**What is being asked**
Retype everything in the listing, leaving each line exactly as it is.

— Start —

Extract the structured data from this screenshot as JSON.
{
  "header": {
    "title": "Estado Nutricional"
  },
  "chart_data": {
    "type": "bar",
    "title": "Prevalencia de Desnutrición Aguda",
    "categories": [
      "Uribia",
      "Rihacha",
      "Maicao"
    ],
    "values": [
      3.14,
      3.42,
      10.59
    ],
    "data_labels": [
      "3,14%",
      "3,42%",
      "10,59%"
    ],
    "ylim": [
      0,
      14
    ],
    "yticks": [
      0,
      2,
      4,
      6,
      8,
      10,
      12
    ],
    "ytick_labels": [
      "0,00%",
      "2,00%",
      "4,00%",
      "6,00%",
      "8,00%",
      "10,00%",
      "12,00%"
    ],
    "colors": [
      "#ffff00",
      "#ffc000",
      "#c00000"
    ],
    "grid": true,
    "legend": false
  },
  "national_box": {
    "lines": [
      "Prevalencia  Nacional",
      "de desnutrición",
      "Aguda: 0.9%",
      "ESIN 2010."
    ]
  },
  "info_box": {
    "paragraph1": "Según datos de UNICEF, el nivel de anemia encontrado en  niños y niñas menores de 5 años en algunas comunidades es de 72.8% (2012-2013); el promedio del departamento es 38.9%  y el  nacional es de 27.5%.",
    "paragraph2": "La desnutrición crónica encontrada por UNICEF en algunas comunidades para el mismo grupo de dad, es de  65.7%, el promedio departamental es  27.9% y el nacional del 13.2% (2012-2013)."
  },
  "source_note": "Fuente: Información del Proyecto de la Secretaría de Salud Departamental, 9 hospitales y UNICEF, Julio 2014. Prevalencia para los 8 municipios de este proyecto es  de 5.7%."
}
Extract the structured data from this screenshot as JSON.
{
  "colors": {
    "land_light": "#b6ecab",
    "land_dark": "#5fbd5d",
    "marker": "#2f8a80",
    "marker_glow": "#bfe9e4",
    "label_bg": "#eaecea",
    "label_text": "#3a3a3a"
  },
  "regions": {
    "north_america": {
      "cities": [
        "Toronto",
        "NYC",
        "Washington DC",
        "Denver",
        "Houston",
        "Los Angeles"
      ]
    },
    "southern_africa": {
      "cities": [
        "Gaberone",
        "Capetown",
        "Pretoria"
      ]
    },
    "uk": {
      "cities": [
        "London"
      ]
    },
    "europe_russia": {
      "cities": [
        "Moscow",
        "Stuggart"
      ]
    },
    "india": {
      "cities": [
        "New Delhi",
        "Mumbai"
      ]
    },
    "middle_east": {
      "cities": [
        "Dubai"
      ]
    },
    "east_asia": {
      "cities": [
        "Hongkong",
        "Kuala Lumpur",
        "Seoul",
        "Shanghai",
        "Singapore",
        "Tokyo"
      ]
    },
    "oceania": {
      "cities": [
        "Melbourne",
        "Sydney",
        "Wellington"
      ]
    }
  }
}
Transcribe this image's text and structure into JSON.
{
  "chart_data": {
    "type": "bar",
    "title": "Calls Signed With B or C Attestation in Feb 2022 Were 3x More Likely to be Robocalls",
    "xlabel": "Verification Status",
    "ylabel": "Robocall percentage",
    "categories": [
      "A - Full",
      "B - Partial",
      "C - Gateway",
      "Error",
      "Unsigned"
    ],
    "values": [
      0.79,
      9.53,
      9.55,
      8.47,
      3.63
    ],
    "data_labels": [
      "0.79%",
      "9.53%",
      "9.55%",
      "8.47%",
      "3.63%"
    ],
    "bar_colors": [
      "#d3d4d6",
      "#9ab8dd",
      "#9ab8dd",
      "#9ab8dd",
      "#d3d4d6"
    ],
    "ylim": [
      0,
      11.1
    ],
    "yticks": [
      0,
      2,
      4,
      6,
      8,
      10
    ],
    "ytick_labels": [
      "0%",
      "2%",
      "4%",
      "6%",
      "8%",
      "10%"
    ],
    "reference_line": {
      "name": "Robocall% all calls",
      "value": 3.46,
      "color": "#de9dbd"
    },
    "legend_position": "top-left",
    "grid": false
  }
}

— End —

**Output for this exercise**
Extract the structured data from this screenshot as JSON.
{
  "header": {
    "title": "Estado Nutricional"
  },
  "chart_data": {
    "type": "bar",
    "title": "Prevalencia de Desnutrición Aguda",
    "categories": [
      "Uribia",
      "Rihacha",
      "Maicao"
    ],
    "values": [
      3.14,
      3.42,
      10.59
    ],
    "data_labels": [
      "3,14%",
      "3,42%",
      "10,59%"
    ],
    "ylim": [
      0,
      14
    ],
    "yticks": [
      0,
      2,
      4,
      6,
      8,
      10,
      12
    ],
    "ytick_labels": [
      "0,00%",
      "2,00%",
      "4,00%",
      "6,00%",
      "8,00%",
      "10,00%",
      "12,00%"
    ],
    "colors": [
      "#ffff00",
      "#ffc000",
      "#c00000"
    ],
    "grid": true,
    "legend": false
  },
  "national_box": {
    "lines": [
      "Prevalencia  Nacional",
      "de desnutrición",
      "Aguda: 0.9%",
      "ESIN 2010."
    ]
  },
  "info_box": {
    "paragraph1": "Según datos de UNICEF, el nivel de anemia encontrado en  niños y niñas menores de 5 años en algunas comunidades es de 72.8% (2012-2013); el promedio del departamento es 38.9%  y el  nacional es de 27.5%.",
    "paragraph2": "La desnutrición crónica encontrada por UNICEF en algunas comunidades para el mismo grupo de dad, es de  65.7%, el promedio departamental es  27.9% y el nacional del 13.2% (2012-2013)."
  },
  "source_note": "Fuente: Información del Proyecto de la Secretaría de Salud Departamental, 9 hospitales y UNICEF, Julio 2014. Prevalencia para los 8 municipios de este proyecto es  de 5.7%."
}
Extract the structured data from this screenshot as JSON.
{
  "colors": {
    "land_light": "#b6ecab",
    "land_dark": "#5fbd5d",
    "marker": "#2f8a80",
    "marker_glow": "#bfe9e4",
    "label_bg": "#eaecea",
    "label_text": "#3a3a3a"
  },
  "regions": {
    "north_america": {
      "cities": [
        "Toronto",
        "NYC",
        "Washington DC",
        "Denver",
        "Houston",
        "Los Angeles"
      ]
    },
    "southern_africa": {
      "cities": [
        "Gaberone",
        "Capetown",
        "Pretoria"
      ]
    },
    "uk": {
      "cities": [
        "London"
      ]
    },
    "europe_russia": {
      "cities": [
        "Moscow",
        "Stuggart"
      ]
    },
    "india": {
      "cities": [
        "New Delhi",
        "Mumbai"
      ]
    },
    "middle_east": {
      "cities": [
        "Dubai"
      ]
    },
    "east_asia": {
      "cities": [
        "Hongkong",
        "Kuala Lumpur",
        "Seoul",
        "Shanghai",
        "Singapore",
        "Tokyo"
      ]
    },
    "oceania": {
      "cities": [
        "Melbourne",
        "Sydney",
        "Wellington"
      ]
    }
  }
}
Transcribe this image's text and structure into JSON.
{
  "chart_data": {
    "type": "bar",
    "title": "Calls Signed With B or C Attestation in Feb 2022 Were 3x More Likely to be Robocalls",
    "xlabel": "Verification Status",
    "ylabel": "Robocall percentage",
    "categories": [
      "A - Full",
      "B - Partial",
      "C - Gateway",
      "Error",
      "Unsigned"
    ],
    "values": [
      0.79,
      9.53,
      9.55,
      8.47,
      3.63
    ],
    "data_labels": [
      "0.79%",
      "9.53%",
      "9.55%",
      "8.47%",
      "3.63%"
    ],
    "bar_colors": [
      "#d3d4d6",
      "#9ab8dd",
      "#9ab8dd",
      "#9ab8dd",
      "#d3d4d6"
    ],
    "ylim": [
      0,
      11.1
    ],
    "yticks": [
      0,
      2,
      4,
      6,
      8,
      10
    ],
    "ytick_labels": [
      "0%",
      "2%",
      "4%",
      "6%",
      "8%",
      "10%"
    ],
    "reference_line": {
      "name": "Robocall% all calls",
      "value": 3.46,
      "color": "#de9dbd"
    },
    "legend_position": "top-left",
    "grid": false
  }
}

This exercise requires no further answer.